WHAT YOU HAVE TO DO => In the material below, find all lines with the string "ylabel" and copy them.

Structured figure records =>
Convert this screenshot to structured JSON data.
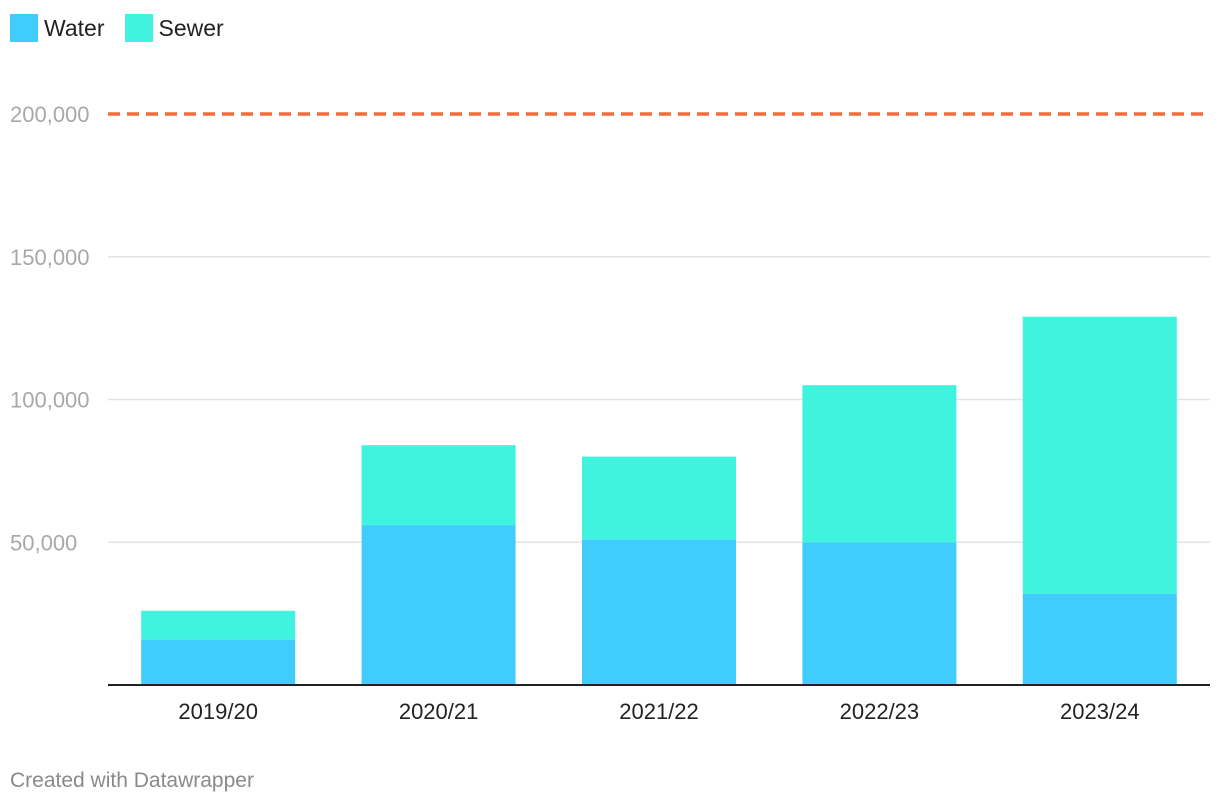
{
  "chart_data": {
    "type": "bar",
    "stacked": true,
    "categories": [
      "2019/20",
      "2020/21",
      "2021/22",
      "2022/23",
      "2023/24"
    ],
    "series": [
      {
        "name": "Water",
        "color": "#40cdfe",
        "values": [
          16000,
          56000,
          51000,
          50000,
          32000
        ]
      },
      {
        "name": "Sewer",
        "color": "#3ff3de",
        "values": [
          10000,
          28000,
          29000,
          55000,
          97000
        ]
      }
    ],
    "ylim": [
      0,
      200000
    ],
    "yticks": [
      "50,000",
      "100,000",
      "150,000",
      "200,000"
    ],
    "ytick_values": [
      50000,
      100000,
      150000,
      200000
    ],
    "reference_line": {
      "value": 200000,
      "color": "#f26b38",
      "style": "dashed"
    },
    "grid": true,
    "legend_position": "top-left"
  },
  "footer": {
    "credit": "Created with Datawrapper"
  }
}
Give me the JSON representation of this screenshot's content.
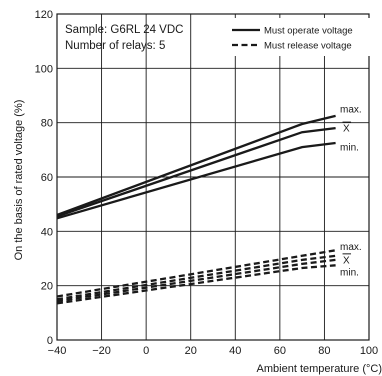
{
  "chart_data": {
    "type": "line",
    "xlabel": "Ambient temperature (°C)",
    "ylabel": "On the basis of rated voltage (%)",
    "xlim": [
      -40,
      100
    ],
    "ylim": [
      0,
      120
    ],
    "x_ticks": [
      -40,
      -20,
      0,
      20,
      40,
      60,
      80,
      100
    ],
    "y_ticks": [
      0,
      20,
      40,
      60,
      80,
      100,
      120
    ],
    "x_tick_labels": [
      "−40",
      "−20",
      "0",
      "20",
      "40",
      "60",
      "80",
      "100"
    ],
    "y_tick_labels": [
      "0",
      "20",
      "40",
      "60",
      "80",
      "100",
      "120"
    ],
    "grid": true,
    "annotations": [
      "Sample: G6RL 24 VDC",
      "Number of relays: 5"
    ],
    "legend": {
      "placement": "top-right",
      "entries": [
        {
          "label": "Must operate voltage",
          "style": "solid"
        },
        {
          "label": "Must release voltage",
          "style": "dashed"
        }
      ]
    },
    "series": [
      {
        "group": "Must operate voltage",
        "stat": "max.",
        "style": "solid",
        "x": [
          -40,
          70,
          85
        ],
        "y": [
          46,
          79.5,
          82.5
        ]
      },
      {
        "group": "Must operate voltage",
        "stat": "X",
        "style": "solid",
        "x": [
          -40,
          70,
          85
        ],
        "y": [
          45.5,
          76.5,
          78
        ]
      },
      {
        "group": "Must operate voltage",
        "stat": "min.",
        "style": "solid",
        "x": [
          -40,
          70,
          85
        ],
        "y": [
          44.8,
          71,
          72.5
        ]
      },
      {
        "group": "Must release voltage",
        "stat": "max.",
        "style": "dashed",
        "x": [
          -40,
          70,
          85
        ],
        "y": [
          16,
          31,
          33
        ]
      },
      {
        "group": "Must release voltage",
        "stat": "",
        "style": "dashed",
        "x": [
          -40,
          70,
          85
        ],
        "y": [
          15,
          29.5,
          31
        ]
      },
      {
        "group": "Must release voltage",
        "stat": "X",
        "style": "dashed",
        "x": [
          -40,
          70,
          85
        ],
        "y": [
          14.3,
          28,
          29.5
        ]
      },
      {
        "group": "Must release voltage",
        "stat": "min.",
        "style": "dashed",
        "x": [
          -40,
          70,
          85
        ],
        "y": [
          13.5,
          26.5,
          27.5
        ]
      }
    ],
    "stat_labels": {
      "operate": [
        {
          "text": "max.",
          "y": 85
        },
        {
          "text": "X",
          "y": 78
        },
        {
          "text": "min.",
          "y": 71
        }
      ],
      "release": [
        {
          "text": "max.",
          "y": 34.5
        },
        {
          "text": "X",
          "y": 29.5
        },
        {
          "text": "min.",
          "y": 25
        }
      ]
    }
  }
}
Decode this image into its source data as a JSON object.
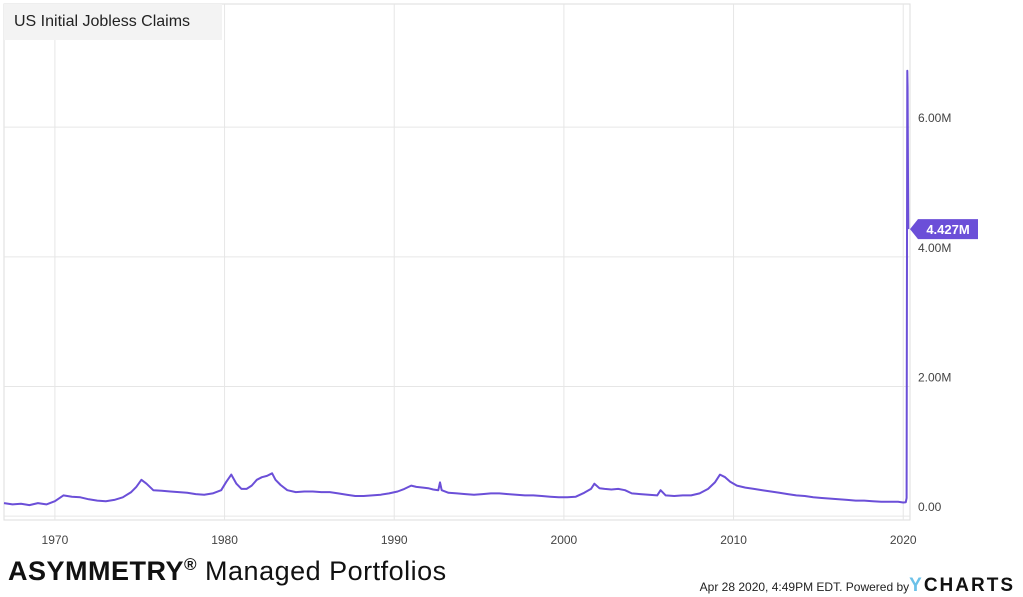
{
  "chart_data": {
    "type": "line",
    "title": "US Initial Jobless Claims",
    "xlabel": "",
    "ylabel": "",
    "xlim": [
      1967,
      2020.4
    ],
    "ylim": [
      -60000,
      7900000
    ],
    "x_ticks": [
      1970,
      1980,
      1990,
      2000,
      2010,
      2020
    ],
    "x_tick_labels": [
      "1970",
      "1980",
      "1990",
      "2000",
      "2010",
      "2020"
    ],
    "y_ticks": [
      0,
      2000000,
      4000000,
      6000000
    ],
    "y_tick_labels": [
      "0.00",
      "2.00M",
      "4.00M",
      "6.00M"
    ],
    "grid": true,
    "series": [
      {
        "color": "#6b4fd8",
        "x": [
          1967.0,
          1967.5,
          1968.0,
          1968.5,
          1969.0,
          1969.5,
          1970.0,
          1970.5,
          1971.0,
          1971.5,
          1972.0,
          1972.5,
          1973.0,
          1973.5,
          1974.0,
          1974.5,
          1974.8,
          1975.1,
          1975.4,
          1975.8,
          1976.3,
          1976.8,
          1977.3,
          1977.8,
          1978.3,
          1978.8,
          1979.3,
          1979.8,
          1980.1,
          1980.4,
          1980.7,
          1981.0,
          1981.3,
          1981.6,
          1981.9,
          1982.2,
          1982.5,
          1982.8,
          1983.0,
          1983.3,
          1983.7,
          1984.2,
          1984.7,
          1985.2,
          1985.7,
          1986.2,
          1986.7,
          1987.2,
          1987.7,
          1988.2,
          1988.7,
          1989.2,
          1989.7,
          1990.2,
          1990.6,
          1991.0,
          1991.3,
          1991.7,
          1992.0,
          1992.3,
          1992.6,
          1992.7,
          1992.8,
          1993.2,
          1993.7,
          1994.2,
          1994.7,
          1995.2,
          1995.7,
          1996.2,
          1996.7,
          1997.2,
          1997.7,
          1998.2,
          1998.7,
          1999.2,
          1999.7,
          2000.2,
          2000.7,
          2001.2,
          2001.6,
          2001.8,
          2002.1,
          2002.4,
          2002.8,
          2003.2,
          2003.6,
          2004.0,
          2004.5,
          2005.0,
          2005.5,
          2005.7,
          2006.0,
          2006.5,
          2007.0,
          2007.5,
          2008.0,
          2008.5,
          2008.9,
          2009.2,
          2009.5,
          2009.8,
          2010.2,
          2010.7,
          2011.2,
          2011.7,
          2012.2,
          2012.7,
          2013.2,
          2013.7,
          2014.2,
          2014.7,
          2015.2,
          2015.7,
          2016.2,
          2016.7,
          2017.2,
          2017.7,
          2018.2,
          2018.7,
          2019.2,
          2019.7,
          2020.0,
          2020.15,
          2020.2,
          2020.22,
          2020.24,
          2020.26,
          2020.28,
          2020.3
        ],
        "y": [
          200000,
          180000,
          190000,
          170000,
          200000,
          180000,
          230000,
          320000,
          300000,
          290000,
          260000,
          240000,
          230000,
          250000,
          290000,
          370000,
          450000,
          560000,
          500000,
          400000,
          390000,
          380000,
          370000,
          360000,
          340000,
          330000,
          350000,
          400000,
          530000,
          640000,
          500000,
          420000,
          420000,
          470000,
          560000,
          600000,
          620000,
          660000,
          560000,
          480000,
          400000,
          370000,
          380000,
          380000,
          370000,
          370000,
          350000,
          330000,
          310000,
          310000,
          320000,
          330000,
          350000,
          380000,
          420000,
          470000,
          450000,
          440000,
          430000,
          410000,
          400000,
          520000,
          400000,
          360000,
          350000,
          340000,
          330000,
          340000,
          350000,
          350000,
          340000,
          330000,
          320000,
          320000,
          310000,
          300000,
          290000,
          290000,
          300000,
          360000,
          420000,
          500000,
          430000,
          420000,
          410000,
          420000,
          400000,
          350000,
          340000,
          330000,
          320000,
          400000,
          320000,
          310000,
          320000,
          320000,
          350000,
          420000,
          520000,
          640000,
          600000,
          530000,
          470000,
          440000,
          420000,
          400000,
          380000,
          360000,
          340000,
          320000,
          310000,
          290000,
          280000,
          270000,
          260000,
          250000,
          240000,
          240000,
          230000,
          220000,
          220000,
          220000,
          210000,
          215000,
          280000,
          3300000,
          6870000,
          6620000,
          5240000,
          4427000
        ]
      }
    ],
    "last_value_label": "4.427M"
  },
  "branding": {
    "left_strong": "ASYMMETRY",
    "left_registered": "®",
    "left_rest": " Managed Portfolios",
    "footer_timestamp": "Apr 28 2020, 4:49PM EDT.",
    "footer_powered": "Powered by",
    "footer_logo_y": "Y",
    "footer_logo_rest": "CHARTS"
  }
}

SOLUTION FOR THIS TASK =>
    "ylabel": "On the basis of rated voltage (%)",
    "ylabel": "",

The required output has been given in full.